> [To do] Can all of these lines be returned exactly?

Saved data entries
⟨

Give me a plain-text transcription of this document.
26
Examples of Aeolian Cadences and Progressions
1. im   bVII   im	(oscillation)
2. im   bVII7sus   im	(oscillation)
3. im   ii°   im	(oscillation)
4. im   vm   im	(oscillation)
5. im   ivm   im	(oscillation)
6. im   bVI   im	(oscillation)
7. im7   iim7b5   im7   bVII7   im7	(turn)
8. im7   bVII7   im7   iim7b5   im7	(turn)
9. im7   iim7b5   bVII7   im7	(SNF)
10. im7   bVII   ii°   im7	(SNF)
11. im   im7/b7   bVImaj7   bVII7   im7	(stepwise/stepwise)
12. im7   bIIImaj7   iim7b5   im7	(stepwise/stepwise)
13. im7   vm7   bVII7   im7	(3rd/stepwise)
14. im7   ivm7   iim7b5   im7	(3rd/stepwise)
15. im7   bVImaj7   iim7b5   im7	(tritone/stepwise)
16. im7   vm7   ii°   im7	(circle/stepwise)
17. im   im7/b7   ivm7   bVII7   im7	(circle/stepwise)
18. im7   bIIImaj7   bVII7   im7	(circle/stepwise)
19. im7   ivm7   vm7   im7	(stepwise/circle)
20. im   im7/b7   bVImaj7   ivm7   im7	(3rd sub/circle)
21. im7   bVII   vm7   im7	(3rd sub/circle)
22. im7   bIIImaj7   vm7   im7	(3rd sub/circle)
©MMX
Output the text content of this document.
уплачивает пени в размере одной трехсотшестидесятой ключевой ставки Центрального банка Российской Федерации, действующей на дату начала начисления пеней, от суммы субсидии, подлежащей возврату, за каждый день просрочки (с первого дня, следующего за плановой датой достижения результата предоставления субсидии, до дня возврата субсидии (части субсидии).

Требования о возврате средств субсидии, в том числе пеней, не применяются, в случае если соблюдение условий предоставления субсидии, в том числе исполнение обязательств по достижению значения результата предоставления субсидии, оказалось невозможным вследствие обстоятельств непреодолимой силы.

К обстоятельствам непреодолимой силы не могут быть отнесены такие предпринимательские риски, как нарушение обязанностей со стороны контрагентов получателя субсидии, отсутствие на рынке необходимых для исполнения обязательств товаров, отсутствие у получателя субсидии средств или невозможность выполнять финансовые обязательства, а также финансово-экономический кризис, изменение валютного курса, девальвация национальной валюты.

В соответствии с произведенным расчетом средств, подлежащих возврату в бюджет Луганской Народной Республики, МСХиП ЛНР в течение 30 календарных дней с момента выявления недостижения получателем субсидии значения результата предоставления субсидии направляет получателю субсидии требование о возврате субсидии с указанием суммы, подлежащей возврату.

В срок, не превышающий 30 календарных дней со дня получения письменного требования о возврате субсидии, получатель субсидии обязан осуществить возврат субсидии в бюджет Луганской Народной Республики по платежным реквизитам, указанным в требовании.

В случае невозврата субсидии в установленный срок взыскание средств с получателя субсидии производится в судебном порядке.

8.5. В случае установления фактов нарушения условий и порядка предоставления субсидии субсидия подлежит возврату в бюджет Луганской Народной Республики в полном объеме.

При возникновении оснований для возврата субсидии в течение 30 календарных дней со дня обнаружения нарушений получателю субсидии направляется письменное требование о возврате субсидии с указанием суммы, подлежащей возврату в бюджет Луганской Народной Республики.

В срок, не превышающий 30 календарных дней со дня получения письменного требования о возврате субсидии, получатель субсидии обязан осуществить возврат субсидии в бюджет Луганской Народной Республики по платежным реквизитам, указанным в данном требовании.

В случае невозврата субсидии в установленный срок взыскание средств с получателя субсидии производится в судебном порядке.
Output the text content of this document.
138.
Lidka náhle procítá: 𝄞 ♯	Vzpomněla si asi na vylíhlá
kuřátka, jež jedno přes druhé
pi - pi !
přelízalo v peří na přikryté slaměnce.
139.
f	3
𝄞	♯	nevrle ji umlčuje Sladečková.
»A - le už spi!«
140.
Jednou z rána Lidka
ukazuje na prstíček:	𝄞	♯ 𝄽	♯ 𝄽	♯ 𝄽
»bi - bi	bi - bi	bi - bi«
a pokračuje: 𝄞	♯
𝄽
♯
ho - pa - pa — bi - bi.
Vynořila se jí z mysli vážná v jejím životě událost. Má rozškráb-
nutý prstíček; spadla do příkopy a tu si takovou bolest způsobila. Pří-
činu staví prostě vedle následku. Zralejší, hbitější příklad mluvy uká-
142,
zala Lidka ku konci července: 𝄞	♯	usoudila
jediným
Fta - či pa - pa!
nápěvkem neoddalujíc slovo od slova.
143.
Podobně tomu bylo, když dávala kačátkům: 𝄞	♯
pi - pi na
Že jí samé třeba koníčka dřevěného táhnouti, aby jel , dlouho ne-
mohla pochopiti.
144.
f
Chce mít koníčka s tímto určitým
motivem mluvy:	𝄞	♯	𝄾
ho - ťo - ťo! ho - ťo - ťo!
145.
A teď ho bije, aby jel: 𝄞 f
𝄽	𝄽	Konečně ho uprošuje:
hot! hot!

⟩

> [Result for this task]
Give me a plain-text transcription of this document.
26
Examples of Aeolian Cadences and Progressions
1. im   bVII   im	(oscillation)
2. im   bVII7sus   im	(oscillation)
3. im   ii°   im	(oscillation)
4. im   vm   im	(oscillation)
5. im   ivm   im	(oscillation)
6. im   bVI   im	(oscillation)
7. im7   iim7b5   im7   bVII7   im7	(turn)
8. im7   bVII7   im7   iim7b5   im7	(turn)
9. im7   iim7b5   bVII7   im7	(SNF)
10. im7   bVII   ii°   im7	(SNF)
11. im   im7/b7   bVImaj7   bVII7   im7	(stepwise/stepwise)
12. im7   bIIImaj7   iim7b5   im7	(stepwise/stepwise)
13. im7   vm7   bVII7   im7	(3rd/stepwise)
14. im7   ivm7   iim7b5   im7	(3rd/stepwise)
15. im7   bVImaj7   iim7b5   im7	(tritone/stepwise)
16. im7   vm7   ii°   im7	(circle/stepwise)
17. im   im7/b7   ivm7   bVII7   im7	(circle/stepwise)
18. im7   bIIImaj7   bVII7   im7	(circle/stepwise)
19. im7   ivm7   vm7   im7	(stepwise/circle)
20. im   im7/b7   bVImaj7   ivm7   im7	(3rd sub/circle)
21. im7   bVII   vm7   im7	(3rd sub/circle)
22. im7   bIIImaj7   vm7   im7	(3rd sub/circle)
©MMX
Output the text content of this document.
уплачивает пени в размере одной трехсотшестидесятой ключевой ставки Центрального банка Российской Федерации, действующей на дату начала начисления пеней, от суммы субсидии, подлежащей возврату, за каждый день просрочки (с первого дня, следующего за плановой датой достижения результата предоставления субсидии, до дня возврата субсидии (части субсидии).

Требования о возврате средств субсидии, в том числе пеней, не применяются, в случае если соблюдение условий предоставления субсидии, в том числе исполнение обязательств по достижению значения результата предоставления субсидии, оказалось невозможным вследствие обстоятельств непреодолимой силы.

К обстоятельствам непреодолимой силы не могут быть отнесены такие предпринимательские риски, как нарушение обязанностей со стороны контрагентов получателя субсидии, отсутствие на рынке необходимых для исполнения обязательств товаров, отсутствие у получателя субсидии средств или невозможность выполнять финансовые обязательства, а также финансово-экономический кризис, изменение валютного курса, девальвация национальной валюты.

В соответствии с произведенным расчетом средств, подлежащих возврату в бюджет Луганской Народной Республики, МСХиП ЛНР в течение 30 календарных дней с момента выявления недостижения получателем субсидии значения результата предоставления субсидии направляет получателю субсидии требование о возврате субсидии с указанием суммы, подлежащей возврату.

В срок, не превышающий 30 календарных дней со дня получения письменного требования о возврате субсидии, получатель субсидии обязан осуществить возврат субсидии в бюджет Луганской Народной Республики по платежным реквизитам, указанным в требовании.

В случае невозврата субсидии в установленный срок взыскание средств с получателя субсидии производится в судебном порядке.

8.5. В случае установления фактов нарушения условий и порядка предоставления субсидии субсидия подлежит возврату в бюджет Луганской Народной Республики в полном объеме.

При возникновении оснований для возврата субсидии в течение 30 календарных дней со дня обнаружения нарушений получателю субсидии направляется письменное требование о возврате субсидии с указанием суммы, подлежащей возврату в бюджет Луганской Народной Республики.

В срок, не превышающий 30 календарных дней со дня получения письменного требования о возврате субсидии, получатель субсидии обязан осуществить возврат субсидии в бюджет Луганской Народной Республики по платежным реквизитам, указанным в данном требовании.

В случае невозврата субсидии в установленный срок взыскание средств с получателя субсидии производится в судебном порядке.
Output the text content of this document.
138.
Lidka náhle procítá: 𝄞 ♯	Vzpomněla si asi na vylíhlá
kuřátka, jež jedno přes druhé
pi - pi !
přelízalo v peří na přikryté slaměnce.
139.
f	3
𝄞	♯	nevrle ji umlčuje Sladečková.
»A - le už spi!«
140.
Jednou z rána Lidka
ukazuje na prstíček:	𝄞	♯ 𝄽	♯ 𝄽	♯ 𝄽
»bi - bi	bi - bi	bi - bi«
a pokračuje: 𝄞	♯
𝄽
♯
ho - pa - pa — bi - bi.
Vynořila se jí z mysli vážná v jejím životě událost. Má rozškráb-
nutý prstíček; spadla do příkopy a tu si takovou bolest způsobila. Pří-
činu staví prostě vedle následku. Zralejší, hbitější příklad mluvy uká-
142,
zala Lidka ku konci července: 𝄞	♯	usoudila
jediným
Fta - či pa - pa!
nápěvkem neoddalujíc slovo od slova.
143.
Podobně tomu bylo, když dávala kačátkům: 𝄞	♯
pi - pi na
Že jí samé třeba koníčka dřevěného táhnouti, aby jel , dlouho ne-
mohla pochopiti.
144.
f
Chce mít koníčka s tímto určitým
motivem mluvy:	𝄞	♯	𝄾
ho - ťo - ťo! ho - ťo - ťo!
145.
A teď ho bije, aby jel: 𝄞 f
𝄽	𝄽	Konečně ho uprošuje:
hot! hot!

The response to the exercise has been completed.